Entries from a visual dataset
- - - - -

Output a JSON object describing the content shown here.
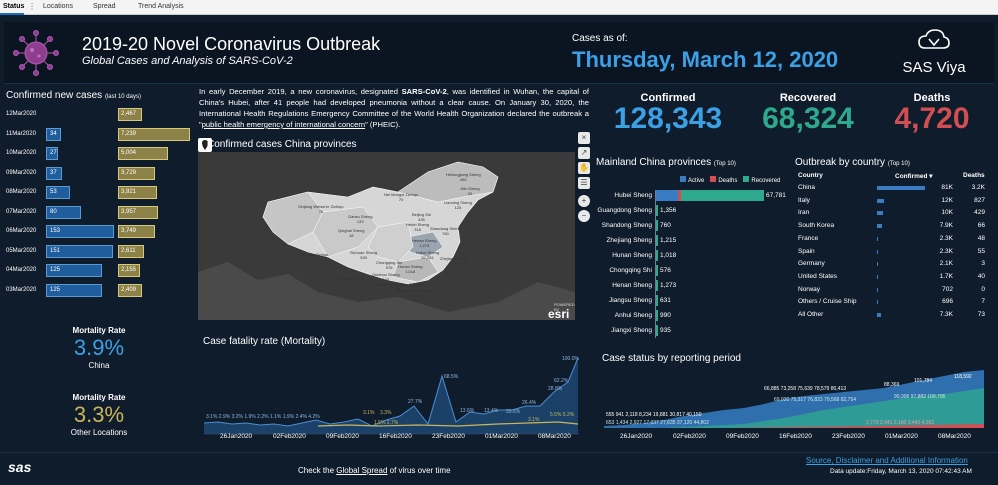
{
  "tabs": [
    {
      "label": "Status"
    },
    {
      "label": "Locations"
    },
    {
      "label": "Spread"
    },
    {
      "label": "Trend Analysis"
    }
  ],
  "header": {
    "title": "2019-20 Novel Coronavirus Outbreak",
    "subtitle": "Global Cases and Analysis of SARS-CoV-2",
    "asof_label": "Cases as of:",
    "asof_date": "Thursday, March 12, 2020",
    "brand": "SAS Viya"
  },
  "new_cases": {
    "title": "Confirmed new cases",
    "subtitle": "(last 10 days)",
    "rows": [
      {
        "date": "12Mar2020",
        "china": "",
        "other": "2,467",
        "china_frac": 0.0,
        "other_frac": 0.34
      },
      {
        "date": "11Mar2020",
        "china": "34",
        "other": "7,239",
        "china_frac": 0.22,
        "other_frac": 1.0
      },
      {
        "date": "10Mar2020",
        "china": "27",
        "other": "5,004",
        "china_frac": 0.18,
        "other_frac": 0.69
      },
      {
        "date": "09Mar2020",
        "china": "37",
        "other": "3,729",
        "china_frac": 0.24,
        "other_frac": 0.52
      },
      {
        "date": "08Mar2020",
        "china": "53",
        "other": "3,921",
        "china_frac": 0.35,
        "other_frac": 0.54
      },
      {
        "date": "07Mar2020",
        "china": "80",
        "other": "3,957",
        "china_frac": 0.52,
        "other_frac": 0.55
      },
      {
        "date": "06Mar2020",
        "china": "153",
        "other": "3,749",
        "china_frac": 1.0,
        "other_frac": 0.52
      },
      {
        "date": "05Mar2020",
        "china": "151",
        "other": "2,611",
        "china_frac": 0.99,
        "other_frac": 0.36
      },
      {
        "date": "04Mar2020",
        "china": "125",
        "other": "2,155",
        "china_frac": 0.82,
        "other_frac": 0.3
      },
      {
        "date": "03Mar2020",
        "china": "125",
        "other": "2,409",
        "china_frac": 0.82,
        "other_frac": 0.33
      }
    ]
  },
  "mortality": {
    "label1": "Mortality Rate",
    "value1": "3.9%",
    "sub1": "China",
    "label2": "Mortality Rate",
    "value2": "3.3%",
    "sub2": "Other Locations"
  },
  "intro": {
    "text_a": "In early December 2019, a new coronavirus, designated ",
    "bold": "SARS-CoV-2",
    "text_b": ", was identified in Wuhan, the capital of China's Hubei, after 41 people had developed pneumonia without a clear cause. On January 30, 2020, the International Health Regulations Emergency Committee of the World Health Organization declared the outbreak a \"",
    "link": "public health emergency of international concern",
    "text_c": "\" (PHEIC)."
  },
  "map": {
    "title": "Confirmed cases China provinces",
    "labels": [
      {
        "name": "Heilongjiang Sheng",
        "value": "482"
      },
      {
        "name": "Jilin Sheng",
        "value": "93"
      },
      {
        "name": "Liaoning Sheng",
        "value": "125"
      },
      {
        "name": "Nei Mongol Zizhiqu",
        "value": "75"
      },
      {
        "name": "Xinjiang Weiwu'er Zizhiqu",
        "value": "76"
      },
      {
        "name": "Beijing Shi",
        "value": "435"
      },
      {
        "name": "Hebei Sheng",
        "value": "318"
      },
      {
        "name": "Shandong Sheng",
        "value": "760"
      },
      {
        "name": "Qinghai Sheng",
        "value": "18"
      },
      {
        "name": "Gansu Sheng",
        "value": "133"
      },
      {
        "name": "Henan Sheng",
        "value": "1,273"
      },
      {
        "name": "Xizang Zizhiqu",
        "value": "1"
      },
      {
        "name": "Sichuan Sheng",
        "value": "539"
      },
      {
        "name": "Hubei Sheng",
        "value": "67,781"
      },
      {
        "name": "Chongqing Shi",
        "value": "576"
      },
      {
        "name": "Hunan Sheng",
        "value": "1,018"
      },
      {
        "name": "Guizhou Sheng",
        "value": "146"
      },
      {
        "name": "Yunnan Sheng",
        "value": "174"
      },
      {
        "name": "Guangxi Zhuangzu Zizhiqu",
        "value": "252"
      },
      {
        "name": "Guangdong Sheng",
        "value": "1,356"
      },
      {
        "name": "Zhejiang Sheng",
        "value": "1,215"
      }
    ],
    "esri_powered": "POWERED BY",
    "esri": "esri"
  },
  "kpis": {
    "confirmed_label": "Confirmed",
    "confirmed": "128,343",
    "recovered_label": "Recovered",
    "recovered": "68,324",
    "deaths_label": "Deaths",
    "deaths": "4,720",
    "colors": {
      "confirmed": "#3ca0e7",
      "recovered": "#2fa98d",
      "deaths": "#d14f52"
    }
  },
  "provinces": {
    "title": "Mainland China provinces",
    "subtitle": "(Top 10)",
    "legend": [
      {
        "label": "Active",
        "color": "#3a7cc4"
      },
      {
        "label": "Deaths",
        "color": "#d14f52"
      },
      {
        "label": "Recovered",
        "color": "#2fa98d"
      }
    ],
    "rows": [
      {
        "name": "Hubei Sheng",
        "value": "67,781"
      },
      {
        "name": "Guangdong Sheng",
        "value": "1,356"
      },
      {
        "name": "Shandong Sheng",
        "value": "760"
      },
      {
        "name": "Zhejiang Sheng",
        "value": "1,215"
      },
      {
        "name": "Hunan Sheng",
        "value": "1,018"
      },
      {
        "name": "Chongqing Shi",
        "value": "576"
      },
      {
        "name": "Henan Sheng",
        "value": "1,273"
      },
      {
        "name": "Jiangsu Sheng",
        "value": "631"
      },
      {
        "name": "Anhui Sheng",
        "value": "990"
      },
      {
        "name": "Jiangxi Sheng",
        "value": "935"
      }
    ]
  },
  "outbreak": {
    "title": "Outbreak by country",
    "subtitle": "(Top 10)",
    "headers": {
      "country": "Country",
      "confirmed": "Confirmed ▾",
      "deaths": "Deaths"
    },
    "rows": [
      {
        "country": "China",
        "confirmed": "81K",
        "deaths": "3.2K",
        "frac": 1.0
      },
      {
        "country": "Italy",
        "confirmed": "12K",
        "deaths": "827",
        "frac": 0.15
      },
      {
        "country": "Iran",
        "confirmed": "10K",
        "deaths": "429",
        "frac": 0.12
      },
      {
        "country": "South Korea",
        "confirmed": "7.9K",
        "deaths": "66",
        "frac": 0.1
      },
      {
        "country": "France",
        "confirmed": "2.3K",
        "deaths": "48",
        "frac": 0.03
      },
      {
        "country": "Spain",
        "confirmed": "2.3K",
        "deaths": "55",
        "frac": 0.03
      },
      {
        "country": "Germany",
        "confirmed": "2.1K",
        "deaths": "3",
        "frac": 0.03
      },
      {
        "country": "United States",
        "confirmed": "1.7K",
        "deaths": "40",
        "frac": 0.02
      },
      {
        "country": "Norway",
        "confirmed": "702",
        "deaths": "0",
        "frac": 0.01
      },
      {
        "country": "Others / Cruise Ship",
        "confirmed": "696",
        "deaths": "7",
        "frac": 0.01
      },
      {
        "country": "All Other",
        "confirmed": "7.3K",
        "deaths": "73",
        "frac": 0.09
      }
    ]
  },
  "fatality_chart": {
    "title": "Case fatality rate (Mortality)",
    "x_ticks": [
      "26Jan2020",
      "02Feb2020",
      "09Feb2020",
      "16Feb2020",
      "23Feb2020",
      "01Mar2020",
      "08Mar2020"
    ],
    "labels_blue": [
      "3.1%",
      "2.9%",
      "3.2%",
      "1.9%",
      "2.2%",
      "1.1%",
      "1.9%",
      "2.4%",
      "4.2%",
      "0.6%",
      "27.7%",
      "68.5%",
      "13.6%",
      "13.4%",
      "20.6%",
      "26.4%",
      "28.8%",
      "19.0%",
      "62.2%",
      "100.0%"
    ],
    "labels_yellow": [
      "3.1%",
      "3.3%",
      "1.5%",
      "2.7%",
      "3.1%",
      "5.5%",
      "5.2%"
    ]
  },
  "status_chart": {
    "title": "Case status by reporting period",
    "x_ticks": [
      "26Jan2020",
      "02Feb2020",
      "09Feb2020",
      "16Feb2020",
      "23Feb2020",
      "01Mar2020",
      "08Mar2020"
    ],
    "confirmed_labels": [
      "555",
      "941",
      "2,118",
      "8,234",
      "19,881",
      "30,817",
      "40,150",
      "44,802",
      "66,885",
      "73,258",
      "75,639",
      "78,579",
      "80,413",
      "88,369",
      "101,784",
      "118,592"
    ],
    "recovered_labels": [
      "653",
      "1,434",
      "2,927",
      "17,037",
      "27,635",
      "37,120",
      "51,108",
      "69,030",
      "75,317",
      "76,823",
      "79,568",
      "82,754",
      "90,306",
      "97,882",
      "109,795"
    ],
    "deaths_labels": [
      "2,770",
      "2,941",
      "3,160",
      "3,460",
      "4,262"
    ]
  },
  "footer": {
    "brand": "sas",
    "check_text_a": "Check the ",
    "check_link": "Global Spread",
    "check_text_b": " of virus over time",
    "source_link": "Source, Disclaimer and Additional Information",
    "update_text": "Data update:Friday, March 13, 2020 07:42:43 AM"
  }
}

- - - - -

Match on "Zizhiqu" and copy out every line of the entries that contains it.

        "name": "Nei Mongol Zizhiqu",
        "name": "Xinjiang Weiwu'er Zizhiqu",
        "name": "Xizang Zizhiqu",
        "name": "Guangxi Zhuangzu Zizhiqu",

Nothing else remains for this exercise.